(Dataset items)
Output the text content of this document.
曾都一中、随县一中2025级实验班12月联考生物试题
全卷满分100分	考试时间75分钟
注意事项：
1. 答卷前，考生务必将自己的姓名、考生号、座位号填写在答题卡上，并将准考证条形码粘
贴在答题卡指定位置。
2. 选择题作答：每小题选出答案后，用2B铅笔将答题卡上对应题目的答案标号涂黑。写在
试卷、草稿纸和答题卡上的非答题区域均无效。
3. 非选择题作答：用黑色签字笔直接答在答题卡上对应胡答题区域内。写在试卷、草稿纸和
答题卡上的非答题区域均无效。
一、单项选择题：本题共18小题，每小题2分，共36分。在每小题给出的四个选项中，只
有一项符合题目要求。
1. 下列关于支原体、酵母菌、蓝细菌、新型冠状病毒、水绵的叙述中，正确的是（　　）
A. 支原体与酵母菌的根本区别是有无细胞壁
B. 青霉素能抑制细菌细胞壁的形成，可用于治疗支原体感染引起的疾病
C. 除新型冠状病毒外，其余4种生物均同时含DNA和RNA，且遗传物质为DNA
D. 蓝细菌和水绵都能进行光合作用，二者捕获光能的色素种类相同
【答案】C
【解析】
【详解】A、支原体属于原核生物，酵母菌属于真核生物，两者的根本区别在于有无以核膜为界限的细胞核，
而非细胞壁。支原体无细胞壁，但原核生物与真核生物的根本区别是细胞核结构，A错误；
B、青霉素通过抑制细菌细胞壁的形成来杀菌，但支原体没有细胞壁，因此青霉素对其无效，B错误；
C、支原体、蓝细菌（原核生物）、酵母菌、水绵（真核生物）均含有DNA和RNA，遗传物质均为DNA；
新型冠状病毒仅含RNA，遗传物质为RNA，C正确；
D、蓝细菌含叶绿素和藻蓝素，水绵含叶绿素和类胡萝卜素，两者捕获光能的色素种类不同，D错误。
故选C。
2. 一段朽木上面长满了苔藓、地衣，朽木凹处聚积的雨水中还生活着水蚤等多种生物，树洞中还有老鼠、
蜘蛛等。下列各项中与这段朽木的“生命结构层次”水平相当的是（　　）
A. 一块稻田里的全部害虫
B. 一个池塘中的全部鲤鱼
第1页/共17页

## What you will do
Reproduce every entry shown above, precisely as it stands.

## Answer to the exercise
Output the text content of this document.
曾都一中、随县一中2025级实验班12月联考生物试题
全卷满分100分	考试时间75分钟
注意事项：
1. 答卷前，考生务必将自己的姓名、考生号、座位号填写在答题卡上，并将准考证条形码粘
贴在答题卡指定位置。
2. 选择题作答：每小题选出答案后，用2B铅笔将答题卡上对应题目的答案标号涂黑。写在
试卷、草稿纸和答题卡上的非答题区域均无效。
3. 非选择题作答：用黑色签字笔直接答在答题卡上对应胡答题区域内。写在试卷、草稿纸和
答题卡上的非答题区域均无效。
一、单项选择题：本题共18小题，每小题2分，共36分。在每小题给出的四个选项中，只
有一项符合题目要求。
1. 下列关于支原体、酵母菌、蓝细菌、新型冠状病毒、水绵的叙述中，正确的是（　　）
A. 支原体与酵母菌的根本区别是有无细胞壁
B. 青霉素能抑制细菌细胞壁的形成，可用于治疗支原体感染引起的疾病
C. 除新型冠状病毒外，其余4种生物均同时含DNA和RNA，且遗传物质为DNA
D. 蓝细菌和水绵都能进行光合作用，二者捕获光能的色素种类相同
【答案】C
【解析】
【详解】A、支原体属于原核生物，酵母菌属于真核生物，两者的根本区别在于有无以核膜为界限的细胞核，
而非细胞壁。支原体无细胞壁，但原核生物与真核生物的根本区别是细胞核结构，A错误；
B、青霉素通过抑制细菌细胞壁的形成来杀菌，但支原体没有细胞壁，因此青霉素对其无效，B错误；
C、支原体、蓝细菌（原核生物）、酵母菌、水绵（真核生物）均含有DNA和RNA，遗传物质均为DNA；
新型冠状病毒仅含RNA，遗传物质为RNA，C正确；
D、蓝细菌含叶绿素和藻蓝素，水绵含叶绿素和类胡萝卜素，两者捕获光能的色素种类不同，D错误。
故选C。
2. 一段朽木上面长满了苔藓、地衣，朽木凹处聚积的雨水中还生活着水蚤等多种生物，树洞中还有老鼠、
蜘蛛等。下列各项中与这段朽木的“生命结构层次”水平相当的是（　　）
A. 一块稻田里的全部害虫
B. 一个池塘中的全部鲤鱼
第1页/共17页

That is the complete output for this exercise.